Required work: Where does the string "xlabel" appear in the records? Copy every line that contains it.

Data supplied:
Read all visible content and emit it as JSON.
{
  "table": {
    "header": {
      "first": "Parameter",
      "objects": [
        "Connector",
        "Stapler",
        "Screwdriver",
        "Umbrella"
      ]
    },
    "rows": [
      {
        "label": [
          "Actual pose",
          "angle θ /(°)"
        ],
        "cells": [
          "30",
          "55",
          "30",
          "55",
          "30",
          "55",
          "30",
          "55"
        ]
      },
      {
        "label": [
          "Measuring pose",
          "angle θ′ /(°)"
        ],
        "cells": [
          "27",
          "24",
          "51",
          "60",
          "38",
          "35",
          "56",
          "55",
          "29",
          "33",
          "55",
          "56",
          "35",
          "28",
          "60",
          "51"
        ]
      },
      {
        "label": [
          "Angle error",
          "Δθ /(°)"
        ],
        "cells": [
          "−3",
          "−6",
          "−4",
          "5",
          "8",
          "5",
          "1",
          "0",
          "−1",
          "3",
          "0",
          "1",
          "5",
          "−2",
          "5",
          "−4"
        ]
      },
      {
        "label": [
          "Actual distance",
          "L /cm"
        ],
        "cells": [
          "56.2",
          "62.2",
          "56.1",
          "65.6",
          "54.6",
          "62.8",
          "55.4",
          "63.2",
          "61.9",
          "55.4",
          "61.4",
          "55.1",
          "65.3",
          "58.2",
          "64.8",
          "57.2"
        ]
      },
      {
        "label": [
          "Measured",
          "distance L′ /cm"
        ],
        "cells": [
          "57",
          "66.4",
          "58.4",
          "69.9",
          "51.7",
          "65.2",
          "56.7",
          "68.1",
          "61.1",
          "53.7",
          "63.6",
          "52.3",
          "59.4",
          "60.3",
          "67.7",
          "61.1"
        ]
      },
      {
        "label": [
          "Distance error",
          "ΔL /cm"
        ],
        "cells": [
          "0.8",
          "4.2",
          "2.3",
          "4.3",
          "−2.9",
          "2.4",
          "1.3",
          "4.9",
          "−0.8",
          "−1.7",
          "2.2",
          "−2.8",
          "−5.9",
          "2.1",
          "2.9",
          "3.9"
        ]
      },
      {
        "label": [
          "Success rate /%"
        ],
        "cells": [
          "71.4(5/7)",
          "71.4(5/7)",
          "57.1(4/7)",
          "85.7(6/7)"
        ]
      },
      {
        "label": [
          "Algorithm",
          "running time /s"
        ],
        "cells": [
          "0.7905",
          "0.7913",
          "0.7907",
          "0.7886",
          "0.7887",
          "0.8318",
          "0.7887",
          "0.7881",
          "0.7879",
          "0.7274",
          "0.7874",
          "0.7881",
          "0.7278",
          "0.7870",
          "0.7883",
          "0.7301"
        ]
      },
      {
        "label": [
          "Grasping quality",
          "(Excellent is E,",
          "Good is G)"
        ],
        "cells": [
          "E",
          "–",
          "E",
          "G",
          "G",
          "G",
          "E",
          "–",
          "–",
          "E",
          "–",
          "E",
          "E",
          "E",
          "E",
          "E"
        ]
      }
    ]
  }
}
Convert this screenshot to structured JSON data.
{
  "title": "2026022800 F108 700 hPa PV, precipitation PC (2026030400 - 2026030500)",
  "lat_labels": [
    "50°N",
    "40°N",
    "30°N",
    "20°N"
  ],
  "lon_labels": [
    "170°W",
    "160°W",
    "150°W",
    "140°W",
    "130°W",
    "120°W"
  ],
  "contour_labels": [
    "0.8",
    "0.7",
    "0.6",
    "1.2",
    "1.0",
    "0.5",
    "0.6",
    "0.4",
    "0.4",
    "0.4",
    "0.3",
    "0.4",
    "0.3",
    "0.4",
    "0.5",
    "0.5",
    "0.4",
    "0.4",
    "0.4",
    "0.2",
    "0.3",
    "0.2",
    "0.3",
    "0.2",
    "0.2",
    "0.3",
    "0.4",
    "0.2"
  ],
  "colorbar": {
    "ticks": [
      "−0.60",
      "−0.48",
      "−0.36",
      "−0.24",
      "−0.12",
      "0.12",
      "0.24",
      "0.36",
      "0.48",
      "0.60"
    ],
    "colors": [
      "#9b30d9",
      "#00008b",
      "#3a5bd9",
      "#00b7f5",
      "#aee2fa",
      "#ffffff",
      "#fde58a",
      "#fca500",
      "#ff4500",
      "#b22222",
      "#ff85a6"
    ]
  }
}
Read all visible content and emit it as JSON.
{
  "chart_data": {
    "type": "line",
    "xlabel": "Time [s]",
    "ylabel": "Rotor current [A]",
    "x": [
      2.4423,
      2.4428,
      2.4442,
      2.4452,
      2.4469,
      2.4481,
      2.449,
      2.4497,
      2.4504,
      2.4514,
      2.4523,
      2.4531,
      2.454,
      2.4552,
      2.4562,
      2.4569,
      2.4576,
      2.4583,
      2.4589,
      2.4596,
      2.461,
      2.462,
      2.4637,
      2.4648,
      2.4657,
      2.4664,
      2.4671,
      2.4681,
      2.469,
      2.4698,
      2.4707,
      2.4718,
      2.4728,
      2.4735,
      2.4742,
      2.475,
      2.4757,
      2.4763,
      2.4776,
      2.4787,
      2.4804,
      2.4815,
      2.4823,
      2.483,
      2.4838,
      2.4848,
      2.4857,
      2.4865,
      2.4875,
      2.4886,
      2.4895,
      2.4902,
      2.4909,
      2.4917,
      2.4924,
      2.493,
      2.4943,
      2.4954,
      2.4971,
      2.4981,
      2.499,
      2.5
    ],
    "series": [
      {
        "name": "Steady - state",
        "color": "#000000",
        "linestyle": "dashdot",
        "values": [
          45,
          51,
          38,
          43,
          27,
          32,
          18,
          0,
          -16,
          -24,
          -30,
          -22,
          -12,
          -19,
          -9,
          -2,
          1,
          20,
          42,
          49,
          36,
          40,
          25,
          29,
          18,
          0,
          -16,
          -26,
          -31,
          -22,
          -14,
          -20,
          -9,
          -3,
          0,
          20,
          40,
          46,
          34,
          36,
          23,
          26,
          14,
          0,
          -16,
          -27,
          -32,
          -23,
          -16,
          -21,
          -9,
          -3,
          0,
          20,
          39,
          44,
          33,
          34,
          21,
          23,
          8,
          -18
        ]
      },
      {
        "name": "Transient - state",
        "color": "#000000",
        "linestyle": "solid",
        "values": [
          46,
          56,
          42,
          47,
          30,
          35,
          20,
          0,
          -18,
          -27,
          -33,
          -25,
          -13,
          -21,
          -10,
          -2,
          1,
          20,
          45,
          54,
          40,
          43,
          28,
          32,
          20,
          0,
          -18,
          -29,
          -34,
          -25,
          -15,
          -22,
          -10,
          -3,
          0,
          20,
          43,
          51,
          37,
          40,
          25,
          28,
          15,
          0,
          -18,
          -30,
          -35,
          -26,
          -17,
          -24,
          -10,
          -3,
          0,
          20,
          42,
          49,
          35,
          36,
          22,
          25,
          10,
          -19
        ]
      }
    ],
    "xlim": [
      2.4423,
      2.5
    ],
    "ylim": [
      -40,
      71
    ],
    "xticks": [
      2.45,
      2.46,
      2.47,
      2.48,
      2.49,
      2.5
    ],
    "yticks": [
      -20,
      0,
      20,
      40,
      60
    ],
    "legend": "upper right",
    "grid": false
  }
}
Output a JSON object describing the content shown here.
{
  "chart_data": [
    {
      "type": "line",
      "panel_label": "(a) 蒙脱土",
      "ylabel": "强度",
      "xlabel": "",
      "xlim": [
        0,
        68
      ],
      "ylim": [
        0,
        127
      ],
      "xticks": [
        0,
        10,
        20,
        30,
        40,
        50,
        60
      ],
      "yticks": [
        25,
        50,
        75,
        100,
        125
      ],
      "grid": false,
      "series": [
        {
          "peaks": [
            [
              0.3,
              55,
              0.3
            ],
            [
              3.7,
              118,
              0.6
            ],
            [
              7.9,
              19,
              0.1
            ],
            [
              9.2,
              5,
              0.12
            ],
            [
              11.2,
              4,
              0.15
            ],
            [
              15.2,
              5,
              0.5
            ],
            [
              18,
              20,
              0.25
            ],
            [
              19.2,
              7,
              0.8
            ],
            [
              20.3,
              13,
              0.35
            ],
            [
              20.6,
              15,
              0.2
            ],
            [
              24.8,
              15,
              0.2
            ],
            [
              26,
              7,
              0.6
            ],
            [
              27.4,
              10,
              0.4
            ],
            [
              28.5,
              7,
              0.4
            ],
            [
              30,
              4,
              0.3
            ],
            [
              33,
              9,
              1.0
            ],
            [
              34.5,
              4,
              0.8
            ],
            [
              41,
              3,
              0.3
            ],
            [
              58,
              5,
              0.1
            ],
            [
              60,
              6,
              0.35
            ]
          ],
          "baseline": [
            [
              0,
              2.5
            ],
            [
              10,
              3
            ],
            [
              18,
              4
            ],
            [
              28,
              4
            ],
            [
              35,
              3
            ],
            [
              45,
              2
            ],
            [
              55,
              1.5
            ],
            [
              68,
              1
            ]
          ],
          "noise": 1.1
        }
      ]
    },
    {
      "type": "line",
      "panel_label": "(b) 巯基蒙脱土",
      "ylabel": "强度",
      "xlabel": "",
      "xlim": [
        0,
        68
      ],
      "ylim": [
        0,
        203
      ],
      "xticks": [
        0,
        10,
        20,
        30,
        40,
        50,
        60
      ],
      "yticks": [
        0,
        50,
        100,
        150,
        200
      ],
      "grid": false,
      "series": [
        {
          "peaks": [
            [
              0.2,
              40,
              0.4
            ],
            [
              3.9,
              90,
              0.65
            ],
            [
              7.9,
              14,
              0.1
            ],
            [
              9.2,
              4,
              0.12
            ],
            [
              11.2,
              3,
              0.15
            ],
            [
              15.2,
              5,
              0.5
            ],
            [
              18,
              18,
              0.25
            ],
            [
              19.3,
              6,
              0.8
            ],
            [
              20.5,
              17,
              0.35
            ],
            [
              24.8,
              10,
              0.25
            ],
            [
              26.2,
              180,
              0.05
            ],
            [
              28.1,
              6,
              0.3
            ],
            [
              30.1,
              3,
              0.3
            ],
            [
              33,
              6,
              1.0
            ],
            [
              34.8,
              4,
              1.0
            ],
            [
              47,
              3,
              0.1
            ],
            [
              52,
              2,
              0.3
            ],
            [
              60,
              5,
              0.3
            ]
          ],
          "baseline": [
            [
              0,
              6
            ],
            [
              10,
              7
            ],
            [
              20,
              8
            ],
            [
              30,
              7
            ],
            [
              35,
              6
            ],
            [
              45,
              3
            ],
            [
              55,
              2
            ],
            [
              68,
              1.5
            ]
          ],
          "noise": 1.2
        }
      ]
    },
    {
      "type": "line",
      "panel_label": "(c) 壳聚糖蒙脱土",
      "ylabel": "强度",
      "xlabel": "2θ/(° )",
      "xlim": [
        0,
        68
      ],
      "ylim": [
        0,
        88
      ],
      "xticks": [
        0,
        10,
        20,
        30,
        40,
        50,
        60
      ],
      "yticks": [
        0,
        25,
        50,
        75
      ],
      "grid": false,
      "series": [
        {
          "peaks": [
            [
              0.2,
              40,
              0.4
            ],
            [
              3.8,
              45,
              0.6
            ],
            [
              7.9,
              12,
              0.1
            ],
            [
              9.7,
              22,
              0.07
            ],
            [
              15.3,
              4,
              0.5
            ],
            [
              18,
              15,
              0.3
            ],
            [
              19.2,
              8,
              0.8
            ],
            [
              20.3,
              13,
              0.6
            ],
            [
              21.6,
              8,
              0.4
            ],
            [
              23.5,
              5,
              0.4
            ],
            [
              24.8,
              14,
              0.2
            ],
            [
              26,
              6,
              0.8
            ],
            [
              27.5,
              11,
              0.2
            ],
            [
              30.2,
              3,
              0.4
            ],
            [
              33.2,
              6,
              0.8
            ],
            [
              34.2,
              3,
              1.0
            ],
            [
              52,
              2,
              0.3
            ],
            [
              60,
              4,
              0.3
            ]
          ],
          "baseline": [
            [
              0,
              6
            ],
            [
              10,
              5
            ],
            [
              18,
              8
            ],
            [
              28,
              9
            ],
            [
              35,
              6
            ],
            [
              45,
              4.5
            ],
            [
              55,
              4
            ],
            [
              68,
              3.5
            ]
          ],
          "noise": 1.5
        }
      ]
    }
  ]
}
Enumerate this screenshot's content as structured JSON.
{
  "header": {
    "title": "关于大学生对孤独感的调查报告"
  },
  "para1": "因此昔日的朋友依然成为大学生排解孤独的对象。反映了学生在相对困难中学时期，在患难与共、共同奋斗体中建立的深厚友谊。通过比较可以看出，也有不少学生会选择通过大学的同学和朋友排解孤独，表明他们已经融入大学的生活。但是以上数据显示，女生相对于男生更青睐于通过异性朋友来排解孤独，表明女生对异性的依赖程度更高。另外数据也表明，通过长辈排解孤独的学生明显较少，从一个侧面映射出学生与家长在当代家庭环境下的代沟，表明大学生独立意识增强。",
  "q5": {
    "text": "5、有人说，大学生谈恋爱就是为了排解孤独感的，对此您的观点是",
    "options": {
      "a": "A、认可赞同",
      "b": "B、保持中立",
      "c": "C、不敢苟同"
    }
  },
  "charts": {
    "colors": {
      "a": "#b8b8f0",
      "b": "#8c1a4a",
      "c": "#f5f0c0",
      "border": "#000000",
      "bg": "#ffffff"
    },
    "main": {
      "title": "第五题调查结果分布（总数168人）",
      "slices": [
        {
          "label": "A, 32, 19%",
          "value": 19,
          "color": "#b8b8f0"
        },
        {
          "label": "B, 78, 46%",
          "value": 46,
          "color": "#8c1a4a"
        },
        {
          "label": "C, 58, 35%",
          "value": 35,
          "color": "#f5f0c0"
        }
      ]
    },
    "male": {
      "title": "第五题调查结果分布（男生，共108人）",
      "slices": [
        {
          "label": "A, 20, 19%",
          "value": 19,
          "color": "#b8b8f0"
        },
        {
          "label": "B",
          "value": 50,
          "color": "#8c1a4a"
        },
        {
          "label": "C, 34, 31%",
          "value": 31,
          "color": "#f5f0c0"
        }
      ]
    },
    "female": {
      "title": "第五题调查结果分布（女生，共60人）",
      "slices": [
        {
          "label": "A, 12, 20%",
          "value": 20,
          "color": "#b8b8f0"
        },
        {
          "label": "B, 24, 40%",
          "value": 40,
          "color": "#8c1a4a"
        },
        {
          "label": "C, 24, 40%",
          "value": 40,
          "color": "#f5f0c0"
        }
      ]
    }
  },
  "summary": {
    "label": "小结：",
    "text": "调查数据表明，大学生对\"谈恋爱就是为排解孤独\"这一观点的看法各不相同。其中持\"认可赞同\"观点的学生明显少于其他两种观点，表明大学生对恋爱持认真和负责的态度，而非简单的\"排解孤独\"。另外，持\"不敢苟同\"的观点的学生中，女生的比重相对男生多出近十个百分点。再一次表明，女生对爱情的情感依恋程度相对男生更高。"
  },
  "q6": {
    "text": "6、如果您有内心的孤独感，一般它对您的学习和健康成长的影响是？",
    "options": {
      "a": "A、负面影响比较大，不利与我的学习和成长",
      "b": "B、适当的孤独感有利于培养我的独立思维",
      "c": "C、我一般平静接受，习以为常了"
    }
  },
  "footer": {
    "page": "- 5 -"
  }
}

Response:
    "xlabel": "Time [s]",
      "xlabel": "",
      "xlabel": "",
      "xlabel": "2θ/(° )",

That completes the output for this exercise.